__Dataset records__
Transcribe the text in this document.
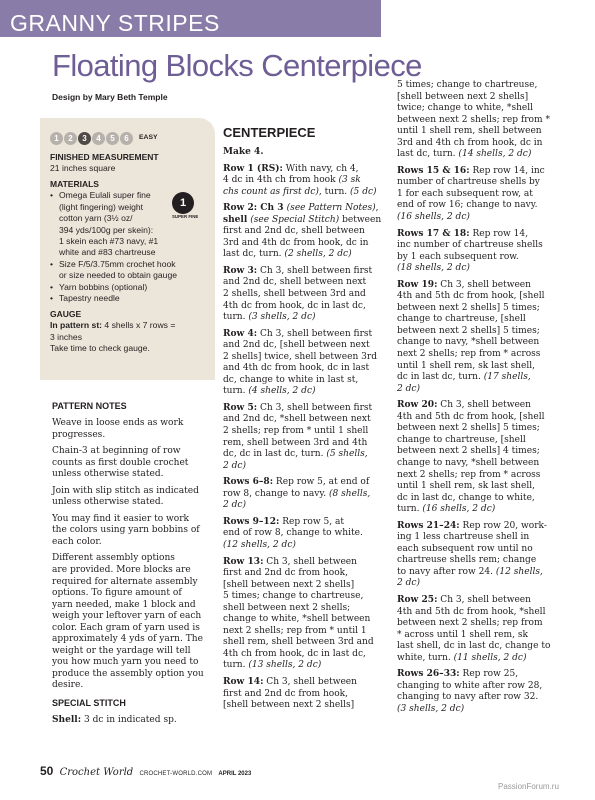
GRANNY STRIPES
Floating Blocks Centerpiece
Design by Mary Beth Temple
1	2	3	4	5	6	EASY
FINISHED MEASUREMENT
21 inches square
MATERIALS
• Omega Eulali super fine
(light fingering) weight
cotton yarn (3½ oz/
394 yds/100g per skein):
1 skein each #73 navy, #1
white and #83 chartreuse
• Size F/5/3.75mm crochet hook
or size needed to obtain gauge
• Yarn bobbins (optional)
• Tapestry needle
GAUGE
In pattern st: 4 shells x 7 rows =
3 inches
Take time to check gauge.
1
SUPER FINE
PATTERN NOTES

Weave in loose ends as work
progresses.

Chain-3 at beginning of row
counts as first double crochet
unless otherwise stated.

Join with slip stitch as indicated
unless otherwise stated.

You may find it easier to work
the colors using yarn bobbins of
each color.

Different assembly options
are provided. More blocks are
required for alternate assembly
options. To figure amount of
yarn needed, make 1 block and
weigh your leftover yarn of each
color. Each gram of yarn used is
approximately 4 yds of yarn. The
weight or the yardage will tell
you how much yarn you need to
produce the assembly option you
desire.

SPECIAL STITCH

Shell: 3 dc in indicated sp.

CENTERPIECE

Make 4.

Row 1 (RS): With navy, ch 4,
4 dc in 4th ch from hook (3 sk
chs count as first dc), turn. (5 dc)

Row 2: Ch 3 (see Pattern Notes),
shell (see Special Stitch) between
first and 2nd dc, shell between
3rd and 4th dc from hook, dc in
last dc, turn. (2 shells, 2 dc)

Row 3: Ch 3, shell between first
and 2nd dc, shell between next
2 shells, shell between 3rd and
4th dc from hook, dc in last dc,
turn. (3 shells, 2 dc)

Row 4: Ch 3, shell between first
and 2nd dc, [shell between next
2 shells] twice, shell between 3rd
and 4th dc from hook, dc in last
dc, change to white in last st,
turn. (4 shells, 2 dc)

Row 5: Ch 3, shell between first
and 2nd dc, *shell between next
2 shells; rep from * until 1 shell
rem, shell between 3rd and 4th
dc, dc in last dc, turn. (5 shells,
2 dc)

Rows 6–8: Rep row 5, at end of
row 8, change to navy. (8 shells,
2 dc)

Rows 9–12: Rep row 5, at
end of row 8, change to white.
(12 shells, 2 dc)

Row 13: Ch 3, shell between
first and 2nd dc from hook,
[shell between next 2 shells]
5 times; change to chartreuse,
shell between next 2 shells;
change to white, *shell between
next 2 shells; rep from * until 1
shell rem, shell between 3rd and
4th ch from hook, dc in last dc,
turn. (13 shells, 2 dc)

Row 14: Ch 3, shell between
first and 2nd dc from hook,
[shell between next 2 shells]

5 times; change to chartreuse,
[shell between next 2 shells]
twice; change to white, *shell
between next 2 shells; rep from *
until 1 shell rem, shell between
3rd and 4th ch from hook, dc in
last dc, turn. (14 shells, 2 dc)

Rows 15 & 16: Rep row 14, inc
number of chartreuse shells by
1 for each subsequent row, at
end of row 16; change to navy.
(16 shells, 2 dc)

Rows 17 & 18: Rep row 14,
inc number of chartreuse shells
by 1 each subsequent row.
(18 shells, 2 dc)

Row 19: Ch 3, shell between
4th and 5th dc from hook, [shell
between next 2 shells] 5 times;
change to chartreuse, [shell
between next 2 shells] 5 times;
change to navy, *shell between
next 2 shells; rep from * across
until 1 shell rem, sk last shell,
dc in last dc, turn. (17 shells,
2 dc)

Row 20: Ch 3, shell between
4th and 5th dc from hook, [shell
between next 2 shells] 5 times;
change to chartreuse, [shell
between next 2 shells] 4 times;
change to navy, *shell between
next 2 shells; rep from * across
until 1 shell rem, sk last shell,
dc in last dc, change to white,
turn. (16 shells, 2 dc)

Rows 21–24: Rep row 20, work-
ing 1 less chartreuse shell in
each subsequent row until no
chartreuse shells rem; change
to navy after row 24. (12 shells,
2 dc)

Row 25: Ch 3, shell between
4th and 5th dc from hook, *shell
between next 2 shells; rep from
* across until 1 shell rem, sk
last shell, dc in last dc, change to
white, turn. (11 shells, 2 dc)

Rows 26–33: Rep row 25,
changing to white after row 28,
changing to navy after row 32.
(3 shells, 2 dc)

50 Crochet World CROCHET-WORLD.COM APRIL 2023
PassionForum.ru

__Objective__
Output the records above exactly; leave out the pictures.

__Task result__
Transcribe the text in this document.
GRANNY STRIPES
Floating Blocks Centerpiece
Design by Mary Beth Temple
1	2	3	4	5	6	EASY
FINISHED MEASUREMENT
21 inches square
MATERIALS
• Omega Eulali super fine
(light fingering) weight
cotton yarn (3½ oz/
394 yds/100g per skein):
1 skein each #73 navy, #1
white and #83 chartreuse
• Size F/5/3.75mm crochet hook
or size needed to obtain gauge
• Yarn bobbins (optional)
• Tapestry needle
GAUGE
In pattern st: 4 shells x 7 rows =
3 inches
Take time to check gauge.
1
SUPER FINE
PATTERN NOTES

Weave in loose ends as work
progresses.

Chain-3 at beginning of row
counts as first double crochet
unless otherwise stated.

Join with slip stitch as indicated
unless otherwise stated.

You may find it easier to work
the colors using yarn bobbins of
each color.

Different assembly options
are provided. More blocks are
required for alternate assembly
options. To figure amount of
yarn needed, make 1 block and
weigh your leftover yarn of each
color. Each gram of yarn used is
approximately 4 yds of yarn. The
weight or the yardage will tell
you how much yarn you need to
produce the assembly option you
desire.

SPECIAL STITCH

Shell: 3 dc in indicated sp.

CENTERPIECE

Make 4.

Row 1 (RS): With navy, ch 4,
4 dc in 4th ch from hook (3 sk
chs count as first dc), turn. (5 dc)

Row 2: Ch 3 (see Pattern Notes),
shell (see Special Stitch) between
first and 2nd dc, shell between
3rd and 4th dc from hook, dc in
last dc, turn. (2 shells, 2 dc)

Row 3: Ch 3, shell between first
and 2nd dc, shell between next
2 shells, shell between 3rd and
4th dc from hook, dc in last dc,
turn. (3 shells, 2 dc)

Row 4: Ch 3, shell between first
and 2nd dc, [shell between next
2 shells] twice, shell between 3rd
and 4th dc from hook, dc in last
dc, change to white in last st,
turn. (4 shells, 2 dc)

Row 5: Ch 3, shell between first
and 2nd dc, *shell between next
2 shells; rep from * until 1 shell
rem, shell between 3rd and 4th
dc, dc in last dc, turn. (5 shells,
2 dc)

Rows 6–8: Rep row 5, at end of
row 8, change to navy. (8 shells,
2 dc)

Rows 9–12: Rep row 5, at
end of row 8, change to white.
(12 shells, 2 dc)

Row 13: Ch 3, shell between
first and 2nd dc from hook,
[shell between next 2 shells]
5 times; change to chartreuse,
shell between next 2 shells;
change to white, *shell between
next 2 shells; rep from * until 1
shell rem, shell between 3rd and
4th ch from hook, dc in last dc,
turn. (13 shells, 2 dc)

Row 14: Ch 3, shell between
first and 2nd dc from hook,
[shell between next 2 shells]

5 times; change to chartreuse,
[shell between next 2 shells]
twice; change to white, *shell
between next 2 shells; rep from *
until 1 shell rem, shell between
3rd and 4th ch from hook, dc in
last dc, turn. (14 shells, 2 dc)

Rows 15 & 16: Rep row 14, inc
number of chartreuse shells by
1 for each subsequent row, at
end of row 16; change to navy.
(16 shells, 2 dc)

Rows 17 & 18: Rep row 14,
inc number of chartreuse shells
by 1 each subsequent row.
(18 shells, 2 dc)

Row 19: Ch 3, shell between
4th and 5th dc from hook, [shell
between next 2 shells] 5 times;
change to chartreuse, [shell
between next 2 shells] 5 times;
change to navy, *shell between
next 2 shells; rep from * across
until 1 shell rem, sk last shell,
dc in last dc, turn. (17 shells,
2 dc)

Row 20: Ch 3, shell between
4th and 5th dc from hook, [shell
between next 2 shells] 5 times;
change to chartreuse, [shell
between next 2 shells] 4 times;
change to navy, *shell between
next 2 shells; rep from * across
until 1 shell rem, sk last shell,
dc in last dc, change to white,
turn. (16 shells, 2 dc)

Rows 21–24: Rep row 20, work-
ing 1 less chartreuse shell in
each subsequent row until no
chartreuse shells rem; change
to navy after row 24. (12 shells,
2 dc)

Row 25: Ch 3, shell between
4th and 5th dc from hook, *shell
between next 2 shells; rep from
* across until 1 shell rem, sk
last shell, dc in last dc, change to
white, turn. (11 shells, 2 dc)

Rows 26–33: Rep row 25,
changing to white after row 28,
changing to navy after row 32.
(3 shells, 2 dc)

50 Crochet World CROCHET-WORLD.COM APRIL 2023
PassionForum.ru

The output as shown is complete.